> [Extract]
=== Begin Enclosure ===

Read the full JoJo’s Bizarre Adventure: All Star Battle (2013) review

Because of the timing of All Star Battle R’s release, its visuals are largely based on JoJo creator Hirohiki Araki’s manga art style and is presented with a wonderful comic book aesthetic, including speech bubbles and dramatic comic panels. The colorful hand-drawn textures and impossible poses for each character model are wonderful to look at, even if some of the models and stages are starting to show their age in 2022.

Most of All Star Battle R’s offline modes are solid, if unremarkable. 

Most of All Star Battle R’s offline modes are solid, if unremarkable, but many kept me happily grinding matches for hours. Of course, arcade and one-on-one versus modes are expected in any fighter, and these activities are available here without any surprising elements. However, exciting additions such as a King of Fighters-like 3v3 team battle and support for tournament brackets you can play with up to eight people offer great ways to get together with friends and duke it out in person. These modes should be staples in modern fighting games, and I applaud their inclusion here.

The primary single-player attraction is All Star Battle mode, which features canonical melees and hypothetical dream matches to see which JoJo from different eras would win if they came to blows. What I like most about these fights are the special conditions like giving you and your computer-controlled opponent increases or penalties to attributes like special gauge recovery, defense, or attack power. Certain boss-like characters may also start in a more challenging state, making many of the battles exciting and difficult confrontations to overcome.

One of the remaster’s biggest missed opportunities is in the storytelling – or lack thereof.

While All Star Battle mode contains many fights from the JoJo manga and anime, there’s not much to learn here about the plot of the series. Unfortunately, it leaves anybody who’s new to JoJo completely in the dark as to what is happening in the story, who the main characters are, and why these fights are important. The original’s story mode is nowhere to be found here, which means that one of the remaster’s biggest missed opportunities is in the storytelling – or lack thereof. All there is is a glossary filling in some info on important items and characters hidden in the menus, but it serves better as a reminder to lapsed fans than a guide to the greatness of JoJo.

=== End Enclosure ===

> [Questions]
A) Answer these about the All Star Battle R review:
(i) Whose manga art style are the game's visuals largely based on?
(ii) Up to how many people can play in the tournament brackets?
(iii) Which mode from the original game is missing from the remaster?
B) Rewrite the All Star Battle R review from "Because of the" up to and including "age in 2022.", replacing "wonderful" with "striking".

> [Data excerpts]

=== Begin Enclosure ===

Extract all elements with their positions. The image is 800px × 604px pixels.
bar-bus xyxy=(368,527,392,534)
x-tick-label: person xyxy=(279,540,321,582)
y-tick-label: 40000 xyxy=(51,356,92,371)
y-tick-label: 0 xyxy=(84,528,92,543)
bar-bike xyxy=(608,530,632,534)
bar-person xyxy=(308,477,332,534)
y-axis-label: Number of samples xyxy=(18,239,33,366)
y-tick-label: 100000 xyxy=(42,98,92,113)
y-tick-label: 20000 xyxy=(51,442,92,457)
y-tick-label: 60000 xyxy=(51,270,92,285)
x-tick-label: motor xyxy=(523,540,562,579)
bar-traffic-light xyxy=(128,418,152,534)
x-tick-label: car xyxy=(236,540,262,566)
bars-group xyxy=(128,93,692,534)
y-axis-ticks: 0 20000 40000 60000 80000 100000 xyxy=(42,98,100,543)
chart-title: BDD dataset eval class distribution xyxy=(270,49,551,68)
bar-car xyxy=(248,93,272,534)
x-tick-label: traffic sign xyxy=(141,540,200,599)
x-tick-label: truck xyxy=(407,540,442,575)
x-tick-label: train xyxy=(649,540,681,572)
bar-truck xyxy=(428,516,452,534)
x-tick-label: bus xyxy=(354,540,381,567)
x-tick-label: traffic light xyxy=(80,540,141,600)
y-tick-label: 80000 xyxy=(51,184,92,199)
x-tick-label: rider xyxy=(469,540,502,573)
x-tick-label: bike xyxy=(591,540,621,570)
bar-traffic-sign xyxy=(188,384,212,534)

=== End Enclosure ===

> [Exercise answers]
A)
(i) JoJo creator Hirohiki Araki's.
(ii) Up to eight people.
(iii) The original's story mode.

B)
Because of the timing of All Star Battle R’s release, its visuals are largely based on JoJo creator Hirohiki Araki’s manga art style and is presented with a striking comic book aesthetic, including speech bubbles and dramatic comic panels. The colorful hand-drawn textures and impossible poses for each character model are striking to look at, even if some of the models and stages are starting to show their age in 2022.